**Exercise materials**:
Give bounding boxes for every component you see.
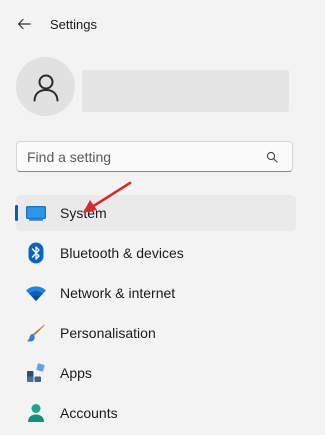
sidebar-nav: System Bluetooth & devices Network & int… [15,195,296,435]
person-icon [33,74,58,101]
sidebar-item-label: Apps [60,365,92,381]
wifi-icon [25,282,47,304]
sidebar-item-label: Network & internet [60,285,176,301]
accounts-icon [25,402,47,424]
search-icon[interactable] [260,145,284,169]
sidebar-item-label: System [60,205,107,221]
search-box[interactable] [16,141,293,172]
sidebar-item-personalisation[interactable]: Personalisation [16,315,296,351]
brush-icon [25,322,47,344]
apps-icon [25,362,47,384]
search-input[interactable] [17,142,260,171]
user-name-placeholder [82,70,289,112]
sidebar-item-apps[interactable]: Apps [16,355,296,391]
sidebar-item-label: Accounts [60,405,118,421]
sidebar-item-label: Bluetooth & devices [60,245,184,261]
system-icon [25,202,47,224]
sidebar-item-accounts[interactable]: Accounts [16,395,296,431]
sidebar-item-network-internet[interactable]: Network & internet [16,275,296,311]
sidebar-item-bluetooth-devices[interactable]: Bluetooth & devices [16,235,296,271]
sidebar-item-system[interactable]: System [15,195,296,231]
app-title: Settings [50,17,97,32]
back-arrow-icon [17,18,31,30]
title-bar: Settings [0,0,325,48]
bluetooth-icon [25,242,47,264]
selection-indicator [15,205,18,221]
sidebar-item-label: Personalisation [60,325,156,341]
avatar[interactable] [16,57,75,116]
back-button[interactable] [10,12,38,36]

**Stated exercise**:
Copy the entries above from the line with "sidebar-nav: System Bluetooth" to the line with "search-icon[interactable] [260,145,284,169]", replacing "wifi-icon" with "network-icon" and leaving everything else unchanged.

**Exercise output**:
sidebar-nav: System Bluetooth & devices Network & int… [15,195,296,435]
person-icon [33,74,58,101]
sidebar-item-label: Apps [60,365,92,381]
network-icon [25,282,47,304]
sidebar-item-label: Network & internet [60,285,176,301]
accounts-icon [25,402,47,424]
search-icon[interactable] [260,145,284,169]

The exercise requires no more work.